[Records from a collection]
+ + + +

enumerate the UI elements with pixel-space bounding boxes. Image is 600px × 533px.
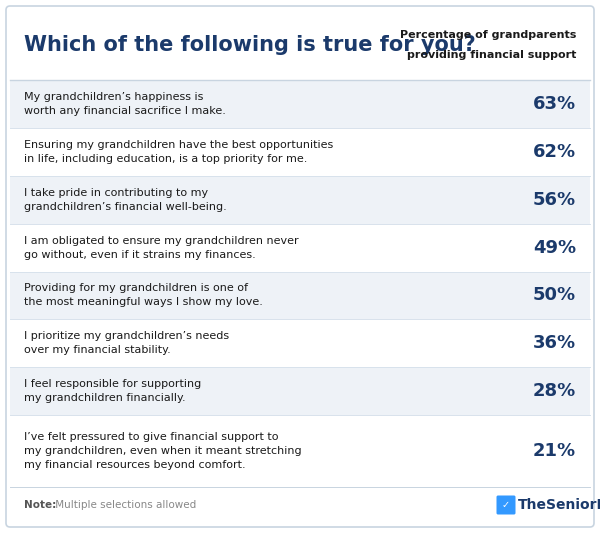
Bar bbox=[10, 224, 590, 271]
Bar bbox=[10, 176, 590, 224]
Text: ✓: ✓ bbox=[502, 500, 510, 510]
Text: Multiple selections allowed: Multiple selections allowed bbox=[52, 500, 196, 510]
Text: Note:: Note: bbox=[24, 500, 56, 510]
Text: 28%: 28% bbox=[533, 382, 576, 400]
Text: 50%: 50% bbox=[533, 286, 576, 304]
Bar bbox=[10, 128, 590, 176]
Text: 21%: 21% bbox=[533, 442, 576, 460]
Bar bbox=[10, 415, 590, 487]
Text: I’ve felt pressured to give financial support to
my grandchildren, even when it : I’ve felt pressured to give financial su… bbox=[24, 432, 302, 470]
FancyBboxPatch shape bbox=[6, 6, 594, 527]
Text: 36%: 36% bbox=[533, 334, 576, 352]
Text: 63%: 63% bbox=[533, 95, 576, 113]
Text: TheSeniorList: TheSeniorList bbox=[518, 498, 600, 512]
Text: I take pride in contributing to my
grandchildren’s financial well-being.: I take pride in contributing to my grand… bbox=[24, 188, 227, 212]
Text: Which of the following is true for you?: Which of the following is true for you? bbox=[24, 35, 476, 55]
Text: Percentage of grandparents: Percentage of grandparents bbox=[400, 29, 576, 39]
Bar bbox=[10, 271, 590, 319]
Text: 62%: 62% bbox=[533, 143, 576, 161]
FancyBboxPatch shape bbox=[497, 496, 515, 514]
Text: 56%: 56% bbox=[533, 191, 576, 209]
Text: providing financial support: providing financial support bbox=[407, 51, 576, 61]
Text: I prioritize my grandchildren’s needs
over my financial stability.: I prioritize my grandchildren’s needs ov… bbox=[24, 332, 229, 356]
Text: Ensuring my grandchildren have the best opportunities
in life, including educati: Ensuring my grandchildren have the best … bbox=[24, 140, 333, 164]
Bar bbox=[10, 80, 590, 128]
Bar bbox=[10, 367, 590, 415]
Text: Providing for my grandchildren is one of
the most meaningful ways I show my love: Providing for my grandchildren is one of… bbox=[24, 284, 263, 308]
Text: 49%: 49% bbox=[533, 239, 576, 256]
Text: I am obligated to ensure my grandchildren never
go without, even if it strains m: I am obligated to ensure my grandchildre… bbox=[24, 236, 299, 260]
Text: I feel responsible for supporting
my grandchildren financially.: I feel responsible for supporting my gra… bbox=[24, 379, 201, 403]
Bar bbox=[10, 319, 590, 367]
Text: My grandchildren’s happiness is
worth any financial sacrifice I make.: My grandchildren’s happiness is worth an… bbox=[24, 92, 226, 116]
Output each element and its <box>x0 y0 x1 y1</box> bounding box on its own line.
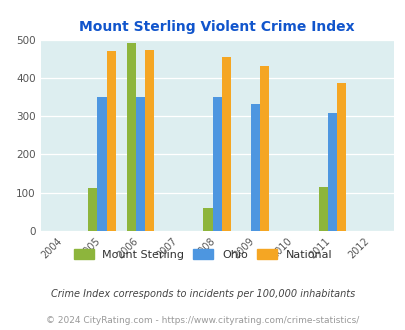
Bar <box>336 83 345 231</box>
Bar <box>88 188 97 231</box>
Title: Mount Sterling Violent Crime Index: Mount Sterling Violent Crime Index <box>79 20 354 34</box>
Bar <box>221 57 230 231</box>
Bar <box>145 50 154 231</box>
Bar <box>327 113 336 231</box>
Bar <box>107 51 115 231</box>
Bar <box>97 97 107 231</box>
Bar <box>260 66 269 231</box>
Text: Crime Index corresponds to incidents per 100,000 inhabitants: Crime Index corresponds to incidents per… <box>51 289 354 299</box>
Text: © 2024 CityRating.com - https://www.cityrating.com/crime-statistics/: © 2024 CityRating.com - https://www.city… <box>46 316 359 325</box>
Bar <box>318 186 327 231</box>
Bar <box>212 97 221 231</box>
Legend: Mount Sterling, Ohio, National: Mount Sterling, Ohio, National <box>73 249 332 260</box>
Bar <box>250 104 260 231</box>
Bar <box>203 208 212 231</box>
Bar <box>136 97 145 231</box>
Bar <box>126 44 136 231</box>
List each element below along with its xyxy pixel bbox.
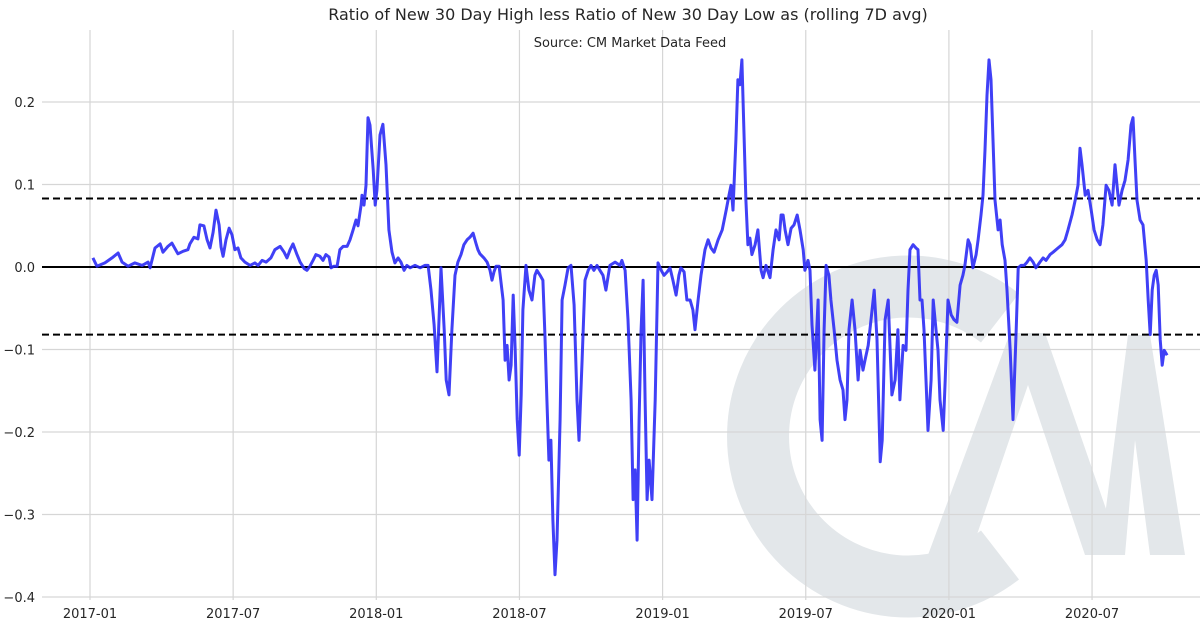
- y-tick-label: −0.1: [3, 344, 35, 359]
- y-tick-label: −0.3: [3, 509, 35, 524]
- x-tick-label: 2017-01: [63, 607, 117, 622]
- x-tick-label: 2018-01: [349, 607, 403, 622]
- x-tick-label: 2017-07: [206, 607, 260, 622]
- x-tick-label: 2020-07: [1065, 607, 1119, 622]
- x-tick-label: 2019-01: [635, 607, 689, 622]
- x-tick-label: 2018-07: [492, 607, 546, 622]
- x-tick-label: 2020-01: [922, 607, 976, 622]
- y-tick-label: −0.2: [3, 426, 35, 441]
- y-tick-label: 0.2: [14, 96, 35, 111]
- y-tick-label: 0.0: [14, 261, 35, 276]
- grid-lines: [42, 30, 1200, 600]
- x-tick-label: 2019-07: [779, 607, 833, 622]
- y-tick-label: 0.1: [14, 179, 35, 194]
- y-tick-label: −0.4: [3, 591, 35, 606]
- chart-title: Ratio of New 30 Day High less Ratio of N…: [328, 5, 928, 24]
- x-axis-ticks: 2017-01 2017-07 2018-01 2018-07 2019-01 2019-…: [63, 607, 1119, 622]
- series-line-ratio: [91, 58, 1169, 577]
- y-axis-ticks: 0.2 0.1 0.0 −0.1 −0.2 −0.3 −0.4: [3, 96, 35, 606]
- series-layer: [91, 58, 1169, 577]
- chart-subtitle: Source: CM Market Data Feed: [534, 36, 727, 51]
- reference-lines: [42, 197, 1200, 336]
- cm-logo-watermark: [727, 255, 1185, 618]
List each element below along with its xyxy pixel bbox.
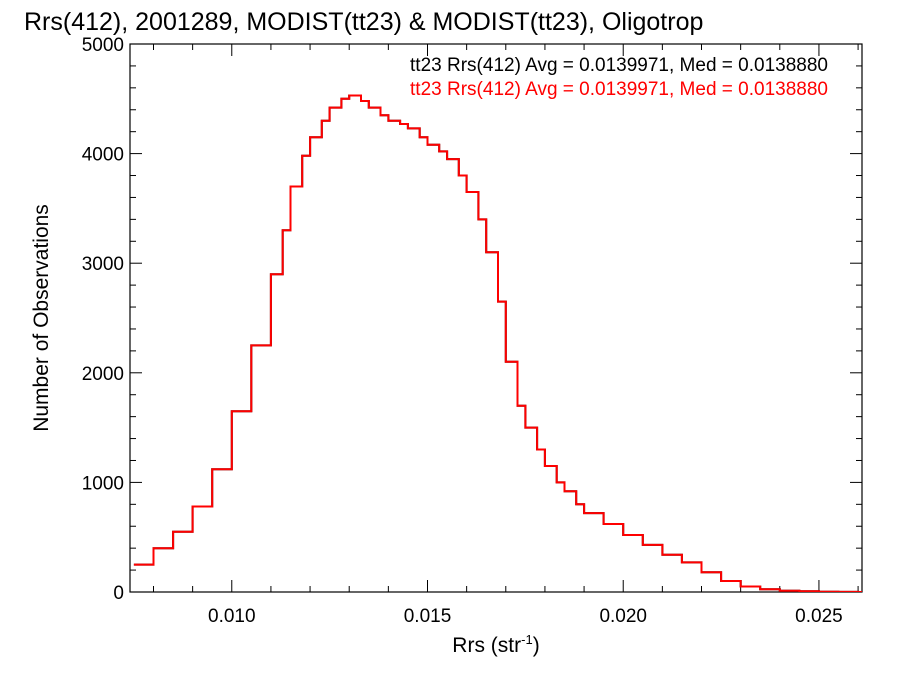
tick-labels: 0.010 0.015 0.020 0.025 0 1000 2000 3000 4000 500… [82, 35, 843, 627]
x-tick-label: 0.025 [795, 606, 843, 627]
chart-title: Rrs(412), 2001289, MODIST(tt23) & MODIST… [24, 8, 703, 36]
x-axis-label-main: Rrs (str [452, 634, 521, 657]
x-tick-label: 0.015 [404, 606, 452, 627]
series-group [133, 94, 862, 592]
axis-ticks [130, 43, 862, 593]
histogram-series-2 [133, 94, 862, 592]
legend-entry-red: tt23 Rrs(412) Avg = 0.0139971, Med = 0.0… [410, 79, 828, 100]
x-axis-label-superscript: -1 [521, 632, 533, 647]
y-tick-label: 1000 [82, 473, 124, 494]
histogram-series-1 [133, 94, 862, 592]
legend-entry-black: tt23 Rrs(412) Avg = 0.0139971, Med = 0.0… [410, 55, 828, 76]
x-axis-label: Rrs (str-1) [452, 632, 539, 657]
x-axis-label-end: ) [533, 634, 540, 657]
y-tick-label: 4000 [82, 145, 124, 166]
y-tick-label: 0 [113, 583, 124, 604]
y-tick-label: 3000 [82, 254, 124, 275]
x-tick-label: 0.010 [208, 606, 256, 627]
x-tick-label: 0.020 [599, 606, 647, 627]
plot-frame [129, 43, 863, 593]
y-axis-label: Number of Observations [30, 204, 53, 432]
y-tick-label: 2000 [82, 364, 124, 385]
y-tick-label: 5000 [82, 35, 124, 56]
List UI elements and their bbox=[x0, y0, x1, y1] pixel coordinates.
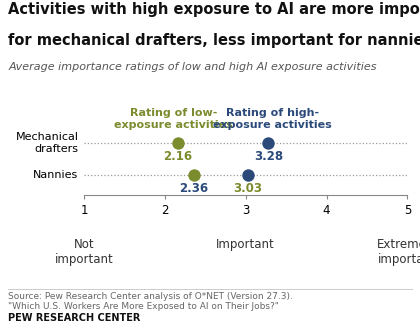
Text: PEW RESEARCH CENTER: PEW RESEARCH CENTER bbox=[8, 314, 141, 323]
Point bbox=[191, 173, 197, 178]
Text: 3.03: 3.03 bbox=[234, 182, 262, 195]
Text: Source: Pew Research Center analysis of O*NET (Version 27.3).
"Which U.S. Worker: Source: Pew Research Center analysis of … bbox=[8, 292, 293, 312]
Text: Rating of low-
exposure activities: Rating of low- exposure activities bbox=[114, 108, 233, 130]
Text: Extremely
important: Extremely important bbox=[377, 238, 420, 266]
Point bbox=[174, 141, 181, 146]
Text: 2.16: 2.16 bbox=[163, 150, 192, 163]
Text: Not
important: Not important bbox=[55, 238, 113, 266]
Text: Activities with high exposure to AI are more important: Activities with high exposure to AI are … bbox=[8, 2, 420, 16]
Text: 3.28: 3.28 bbox=[254, 150, 283, 163]
Text: for mechanical drafters, less important for nannies: for mechanical drafters, less important … bbox=[8, 33, 420, 48]
Text: Average importance ratings of low and high AI exposure activities: Average importance ratings of low and hi… bbox=[8, 62, 377, 72]
Point bbox=[265, 141, 272, 146]
Text: Important: Important bbox=[216, 238, 275, 250]
Point bbox=[245, 173, 252, 178]
Text: 2.36: 2.36 bbox=[179, 182, 208, 195]
Text: Rating of high-
exposure activities: Rating of high- exposure activities bbox=[213, 108, 332, 130]
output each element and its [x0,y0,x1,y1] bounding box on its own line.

+ + + +

> [Aim] Reproduce everything from the line beginning "Text: PEW RESEARCH" down to the end of the records, swapping "nannies" for "babysitters" and leaving all else unchanged.

> [Worked answer]
Text: PEW RESEARCH CENTER: PEW RESEARCH CENTER bbox=[8, 314, 141, 323]
Point bbox=[191, 173, 197, 178]
Text: 3.03: 3.03 bbox=[234, 182, 262, 195]
Text: Source: Pew Research Center analysis of O*NET (Version 27.3).
"Which U.S. Worker: Source: Pew Research Center analysis of … bbox=[8, 292, 293, 312]
Text: Rating of low-
exposure activities: Rating of low- exposure activities bbox=[114, 108, 233, 130]
Text: Extremely
important: Extremely important bbox=[377, 238, 420, 266]
Point bbox=[174, 141, 181, 146]
Text: 2.16: 2.16 bbox=[163, 150, 192, 163]
Text: Not
important: Not important bbox=[55, 238, 113, 266]
Text: Activities with high exposure to AI are more important: Activities with high exposure to AI are … bbox=[8, 2, 420, 16]
Text: 3.28: 3.28 bbox=[254, 150, 283, 163]
Text: for mechanical drafters, less important for babysitters: for mechanical drafters, less important … bbox=[8, 33, 420, 48]
Text: Average importance ratings of low and high AI exposure activities: Average importance ratings of low and hi… bbox=[8, 62, 377, 72]
Point bbox=[265, 141, 272, 146]
Text: Important: Important bbox=[216, 238, 275, 250]
Point bbox=[245, 173, 252, 178]
Text: 2.36: 2.36 bbox=[179, 182, 208, 195]
Text: Rating of high-
exposure activities: Rating of high- exposure activities bbox=[213, 108, 332, 130]
output each element and its [x0,y0,x1,y1] bounding box on its own line.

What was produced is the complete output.